■ WHAT YOU HAVE TO DO:
Present every line in which the string "AYACUCHO" appears.

■ Collected data:
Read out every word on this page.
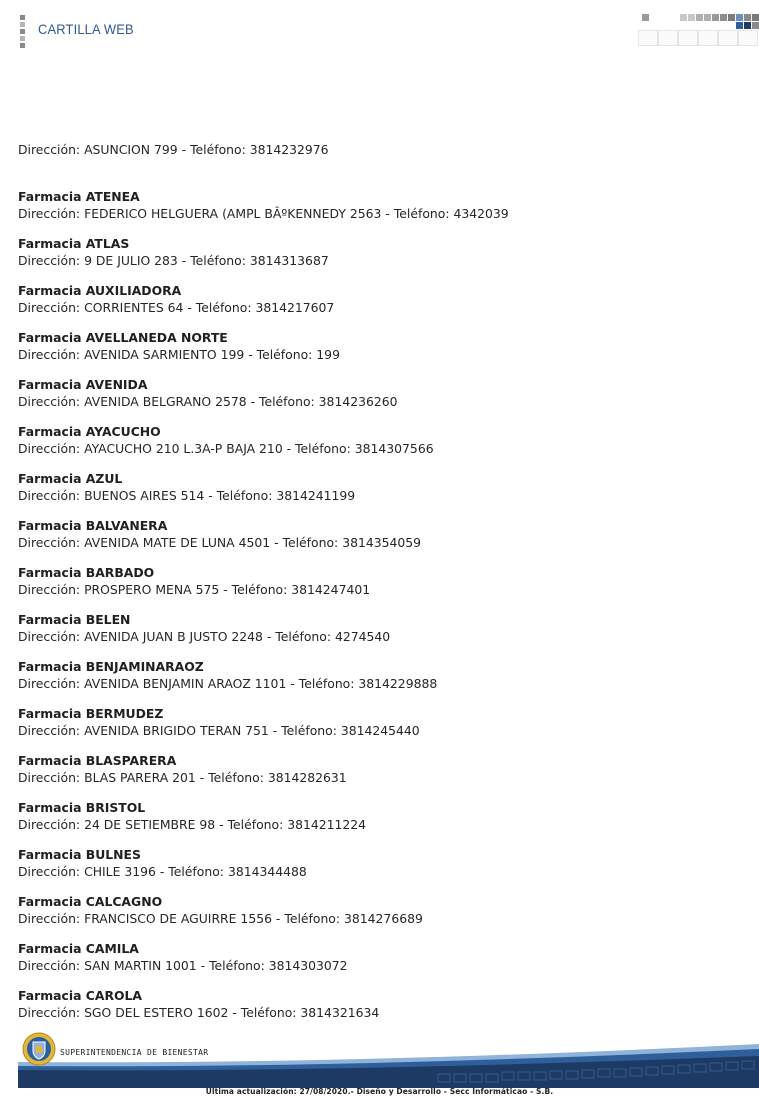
CARTILLA WEB
Dirección: ASUNCION 799 - Teléfono: 3814232976
Farmacia ATENEA
Dirección: FEDERICO HELGUERA (AMPL BÂºKENNEDY 2563 - Teléfono: 4342039
Farmacia ATLAS
Dirección: 9 DE JULIO 283 - Teléfono: 3814313687
Farmacia AUXILIADORA
Dirección: CORRIENTES 64 - Teléfono: 3814217607
Farmacia AVELLANEDA NORTE
Dirección: AVENIDA SARMIENTO 199 - Teléfono: 199
Farmacia AVENIDA
Dirección: AVENIDA BELGRANO 2578 - Teléfono: 3814236260
Farmacia AYACUCHO
Dirección: AYACUCHO 210 L.3A-P BAJA 210 - Teléfono: 3814307566
Farmacia AZUL
Dirección: BUENOS AIRES 514 - Teléfono: 3814241199
Farmacia BALVANERA
Dirección: AVENIDA MATE DE LUNA 4501 - Teléfono: 3814354059
Farmacia BARBADO
Dirección: PROSPERO MENA 575 - Teléfono: 3814247401
Farmacia BELEN
Dirección: AVENIDA JUAN B JUSTO 2248 - Teléfono: 4274540
Farmacia BENJAMINARAOZ
Dirección: AVENIDA BENJAMIN ARAOZ 1101 - Teléfono: 3814229888
Farmacia BERMUDEZ
Dirección: AVENIDA BRIGIDO TERAN 751 - Teléfono: 3814245440
Farmacia BLASPARERA
Dirección: BLAS PARERA 201 - Teléfono: 3814282631
Farmacia BRISTOL
Dirección: 24 DE SETIEMBRE 98 - Teléfono: 3814211224
Farmacia BULNES
Dirección: CHILE 3196 - Teléfono: 3814344488
Farmacia CALCAGNO
Dirección: FRANCISCO DE AGUIRRE 1556 - Teléfono: 3814276689
Farmacia CAMILA
Dirección: SAN MARTIN 1001 - Teléfono: 3814303072
Farmacia CAROLA
Dirección: SGO DEL ESTERO 1602 - Teléfono: 3814321634
SUPERINTENDENCIA DE BIENESTAR
Última actualización: 27/08/2020.- Diseño y Desarrollo - Secc Informáticao - S.B.
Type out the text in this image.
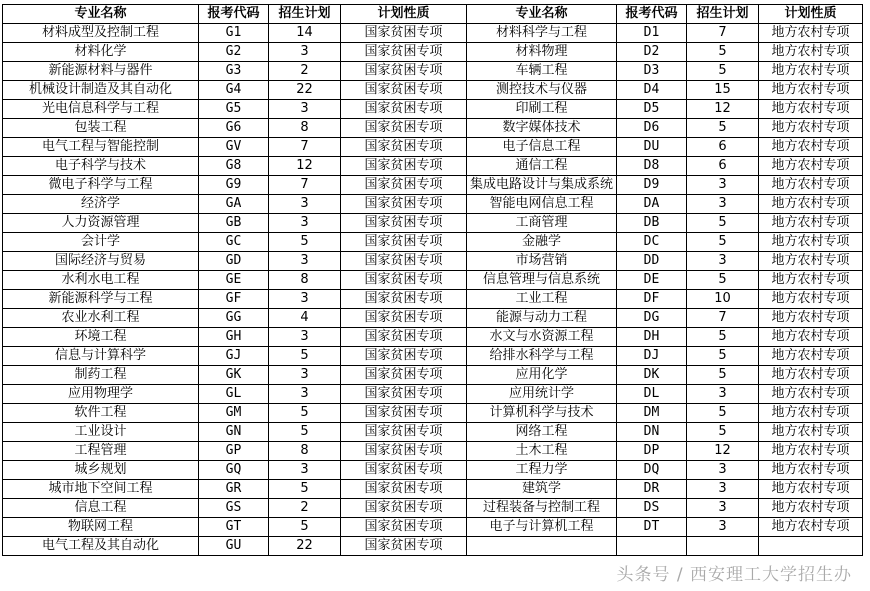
专业名称	报考代码	招生计划	计划性质	专业名称	报考代码	招生计划	计划性质
材料成型及控制工程	G1	14	国家贫困专项	材料科学与工程	D1	7	地方农村专项
材料化学	G2	3	国家贫困专项	材料物理	D2	5	地方农村专项
新能源材料与器件	G3	2	国家贫困专项	车辆工程	D3	5	地方农村专项
机械设计制造及其自动化	G4	22	国家贫困专项	测控技术与仪器	D4	15	地方农村专项
光电信息科学与工程	G5	3	国家贫困专项	印刷工程	D5	12	地方农村专项
包装工程	G6	8	国家贫困专项	数字媒体技术	D6	5	地方农村专项
电气工程与智能控制	GV	7	国家贫困专项	电子信息工程	DU	6	地方农村专项
电子科学与技术	G8	12	国家贫困专项	通信工程	D8	6	地方农村专项
微电子科学与工程	G9	7	国家贫困专项	集成电路设计与集成系统	D9	3	地方农村专项
经济学	GA	3	国家贫困专项	智能电网信息工程	DA	3	地方农村专项
人力资源管理	GB	3	国家贫困专项	工商管理	DB	5	地方农村专项
会计学	GC	5	国家贫困专项	金融学	DC	5	地方农村专项
国际经济与贸易	GD	3	国家贫困专项	市场营销	DD	3	地方农村专项
水利水电工程	GE	8	国家贫困专项	信息管理与信息系统	DE	5	地方农村专项
新能源科学与工程	GF	3	国家贫困专项	工业工程	DF	10	地方农村专项
农业水利工程	GG	4	国家贫困专项	能源与动力工程	DG	7	地方农村专项
环境工程	GH	3	国家贫困专项	水文与水资源工程	DH	5	地方农村专项
信息与计算科学	GJ	5	国家贫困专项	给排水科学与工程	DJ	5	地方农村专项
制药工程	GK	3	国家贫困专项	应用化学	DK	5	地方农村专项
应用物理学	GL	3	国家贫困专项	应用统计学	DL	3	地方农村专项
软件工程	GM	5	国家贫困专项	计算机科学与技术	DM	5	地方农村专项
工业设计	GN	5	国家贫困专项	网络工程	DN	5	地方农村专项
工程管理	GP	8	国家贫困专项	土木工程	DP	12	地方农村专项
城乡规划	GQ	3	国家贫困专项	工程力学	DQ	3	地方农村专项
城市地下空间工程	GR	5	国家贫困专项	建筑学	DR	3	地方农村专项
信息工程	GS	2	国家贫困专项	过程装备与控制工程	DS	3	地方农村专项
物联网工程	GT	5	国家贫困专项	电子与计算机工程	DT	3	地方农村专项
电气工程及其自动化	GU	22	国家贫困专项				
头条号 / 西安理工大学招生办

■ WRITTEN ANSWER:
Farmacia AYACUCHO
Dirección: AYACUCHO 210 L.3A-P BAJA 210 - Teléfono: 3814307566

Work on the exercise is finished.